(Collected data entries)
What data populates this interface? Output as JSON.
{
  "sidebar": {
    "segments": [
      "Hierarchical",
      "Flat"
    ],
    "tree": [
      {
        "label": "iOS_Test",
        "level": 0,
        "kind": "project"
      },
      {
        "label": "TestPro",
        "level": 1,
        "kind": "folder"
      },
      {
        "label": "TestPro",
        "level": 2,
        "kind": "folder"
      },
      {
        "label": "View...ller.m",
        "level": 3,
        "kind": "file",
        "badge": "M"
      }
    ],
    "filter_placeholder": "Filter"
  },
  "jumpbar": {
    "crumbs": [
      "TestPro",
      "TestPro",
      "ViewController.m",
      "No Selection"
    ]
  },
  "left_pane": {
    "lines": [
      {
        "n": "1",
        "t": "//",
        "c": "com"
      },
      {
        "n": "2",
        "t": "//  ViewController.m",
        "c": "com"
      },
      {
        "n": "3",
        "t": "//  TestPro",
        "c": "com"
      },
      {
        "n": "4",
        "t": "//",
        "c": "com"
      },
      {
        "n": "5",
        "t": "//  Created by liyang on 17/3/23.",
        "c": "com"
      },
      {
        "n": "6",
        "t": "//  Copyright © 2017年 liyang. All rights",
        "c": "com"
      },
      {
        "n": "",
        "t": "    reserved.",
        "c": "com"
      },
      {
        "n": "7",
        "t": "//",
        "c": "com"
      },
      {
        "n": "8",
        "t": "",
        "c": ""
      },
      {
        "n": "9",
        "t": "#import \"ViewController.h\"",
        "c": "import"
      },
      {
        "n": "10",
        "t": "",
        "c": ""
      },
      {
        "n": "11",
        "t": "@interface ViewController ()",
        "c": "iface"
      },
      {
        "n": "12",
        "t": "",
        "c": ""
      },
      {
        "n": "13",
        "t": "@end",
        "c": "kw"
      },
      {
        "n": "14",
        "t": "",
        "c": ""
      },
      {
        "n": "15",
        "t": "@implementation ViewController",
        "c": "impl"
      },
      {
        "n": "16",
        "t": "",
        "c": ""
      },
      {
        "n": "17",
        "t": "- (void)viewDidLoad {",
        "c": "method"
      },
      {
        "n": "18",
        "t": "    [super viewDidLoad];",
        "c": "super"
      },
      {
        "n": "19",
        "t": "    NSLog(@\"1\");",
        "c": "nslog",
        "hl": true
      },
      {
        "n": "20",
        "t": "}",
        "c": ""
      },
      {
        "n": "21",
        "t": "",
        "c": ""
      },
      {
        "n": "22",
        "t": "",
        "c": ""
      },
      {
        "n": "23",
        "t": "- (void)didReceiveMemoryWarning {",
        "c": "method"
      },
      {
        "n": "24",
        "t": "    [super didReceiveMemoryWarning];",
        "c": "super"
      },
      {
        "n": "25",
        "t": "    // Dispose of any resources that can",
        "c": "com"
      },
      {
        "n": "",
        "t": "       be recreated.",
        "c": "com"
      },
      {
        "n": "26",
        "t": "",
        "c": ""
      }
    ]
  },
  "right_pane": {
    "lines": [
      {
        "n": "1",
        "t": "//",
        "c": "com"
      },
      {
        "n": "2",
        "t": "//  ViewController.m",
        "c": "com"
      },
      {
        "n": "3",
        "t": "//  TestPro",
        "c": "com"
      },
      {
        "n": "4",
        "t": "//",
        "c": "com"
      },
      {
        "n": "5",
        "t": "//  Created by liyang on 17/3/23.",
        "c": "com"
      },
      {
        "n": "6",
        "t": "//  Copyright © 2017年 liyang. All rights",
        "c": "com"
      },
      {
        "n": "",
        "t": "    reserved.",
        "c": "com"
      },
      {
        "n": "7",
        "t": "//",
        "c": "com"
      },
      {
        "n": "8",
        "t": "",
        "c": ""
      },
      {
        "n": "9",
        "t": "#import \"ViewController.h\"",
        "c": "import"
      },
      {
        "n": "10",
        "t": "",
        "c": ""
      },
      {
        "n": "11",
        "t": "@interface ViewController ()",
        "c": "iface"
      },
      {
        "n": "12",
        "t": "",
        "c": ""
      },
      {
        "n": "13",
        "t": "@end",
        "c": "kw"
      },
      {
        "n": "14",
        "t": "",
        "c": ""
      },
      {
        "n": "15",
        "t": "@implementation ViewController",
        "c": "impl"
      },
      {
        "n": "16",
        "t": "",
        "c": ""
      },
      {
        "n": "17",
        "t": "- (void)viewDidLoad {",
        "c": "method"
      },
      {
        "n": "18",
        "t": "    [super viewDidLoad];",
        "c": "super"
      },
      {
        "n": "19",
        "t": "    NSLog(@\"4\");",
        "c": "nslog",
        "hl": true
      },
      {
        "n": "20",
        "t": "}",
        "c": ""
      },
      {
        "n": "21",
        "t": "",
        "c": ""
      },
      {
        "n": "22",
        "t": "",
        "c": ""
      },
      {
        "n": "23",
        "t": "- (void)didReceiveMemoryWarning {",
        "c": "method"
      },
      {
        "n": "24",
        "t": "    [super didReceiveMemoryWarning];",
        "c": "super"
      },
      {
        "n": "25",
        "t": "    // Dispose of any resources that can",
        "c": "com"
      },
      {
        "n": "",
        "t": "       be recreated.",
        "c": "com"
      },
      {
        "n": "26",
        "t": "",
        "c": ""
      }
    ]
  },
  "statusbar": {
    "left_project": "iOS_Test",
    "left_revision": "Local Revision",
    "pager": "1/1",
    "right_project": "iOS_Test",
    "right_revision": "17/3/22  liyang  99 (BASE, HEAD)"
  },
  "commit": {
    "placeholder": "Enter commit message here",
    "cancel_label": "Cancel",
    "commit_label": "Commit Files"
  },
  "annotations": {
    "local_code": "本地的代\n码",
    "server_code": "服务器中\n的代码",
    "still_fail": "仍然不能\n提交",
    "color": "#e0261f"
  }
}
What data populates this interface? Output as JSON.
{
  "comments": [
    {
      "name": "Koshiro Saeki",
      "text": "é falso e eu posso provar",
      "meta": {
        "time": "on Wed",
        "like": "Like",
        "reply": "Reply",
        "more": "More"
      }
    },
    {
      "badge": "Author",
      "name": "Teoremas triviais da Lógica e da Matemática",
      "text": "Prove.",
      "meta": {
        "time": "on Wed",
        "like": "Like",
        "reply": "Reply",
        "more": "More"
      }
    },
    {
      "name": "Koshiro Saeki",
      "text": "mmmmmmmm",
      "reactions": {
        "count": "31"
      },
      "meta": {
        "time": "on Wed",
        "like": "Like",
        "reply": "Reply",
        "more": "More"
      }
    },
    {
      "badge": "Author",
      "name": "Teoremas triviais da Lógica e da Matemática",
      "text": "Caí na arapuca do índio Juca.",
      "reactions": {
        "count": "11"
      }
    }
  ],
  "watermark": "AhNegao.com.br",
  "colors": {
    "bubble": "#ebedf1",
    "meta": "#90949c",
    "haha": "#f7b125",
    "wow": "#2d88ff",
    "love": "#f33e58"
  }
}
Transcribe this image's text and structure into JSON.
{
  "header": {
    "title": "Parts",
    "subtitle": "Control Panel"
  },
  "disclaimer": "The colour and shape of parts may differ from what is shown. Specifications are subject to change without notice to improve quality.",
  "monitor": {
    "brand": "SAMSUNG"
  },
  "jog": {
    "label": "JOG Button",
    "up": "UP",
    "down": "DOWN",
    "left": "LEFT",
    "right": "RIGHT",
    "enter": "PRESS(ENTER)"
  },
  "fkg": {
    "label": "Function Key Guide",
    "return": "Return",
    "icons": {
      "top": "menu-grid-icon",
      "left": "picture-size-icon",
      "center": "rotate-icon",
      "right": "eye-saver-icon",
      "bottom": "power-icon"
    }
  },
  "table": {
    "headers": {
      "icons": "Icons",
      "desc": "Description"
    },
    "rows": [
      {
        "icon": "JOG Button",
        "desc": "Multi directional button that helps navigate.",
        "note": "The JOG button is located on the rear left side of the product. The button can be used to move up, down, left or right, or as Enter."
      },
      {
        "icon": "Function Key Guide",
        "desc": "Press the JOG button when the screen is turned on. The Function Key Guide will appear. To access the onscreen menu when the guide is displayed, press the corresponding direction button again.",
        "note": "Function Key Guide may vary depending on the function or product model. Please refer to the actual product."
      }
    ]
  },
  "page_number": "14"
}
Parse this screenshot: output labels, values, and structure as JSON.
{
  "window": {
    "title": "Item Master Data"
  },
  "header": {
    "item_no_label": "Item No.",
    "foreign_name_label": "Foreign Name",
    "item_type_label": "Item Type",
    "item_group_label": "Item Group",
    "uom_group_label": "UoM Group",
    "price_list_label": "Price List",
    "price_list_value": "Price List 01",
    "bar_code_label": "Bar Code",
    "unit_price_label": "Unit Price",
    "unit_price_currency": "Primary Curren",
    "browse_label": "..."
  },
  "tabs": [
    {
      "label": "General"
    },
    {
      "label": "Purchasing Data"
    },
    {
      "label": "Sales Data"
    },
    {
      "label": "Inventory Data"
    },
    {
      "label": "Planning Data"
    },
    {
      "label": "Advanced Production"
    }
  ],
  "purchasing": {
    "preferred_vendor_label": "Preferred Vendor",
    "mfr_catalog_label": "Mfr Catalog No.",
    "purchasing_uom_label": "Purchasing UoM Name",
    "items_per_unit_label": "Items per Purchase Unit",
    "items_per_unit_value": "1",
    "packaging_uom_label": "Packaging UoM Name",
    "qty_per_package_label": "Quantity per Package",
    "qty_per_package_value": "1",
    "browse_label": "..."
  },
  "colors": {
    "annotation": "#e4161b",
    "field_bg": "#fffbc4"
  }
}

_WHAT TO DO_:
Give only the count of lines in the data that include the string "kind".

_TASK ANSWER_:
4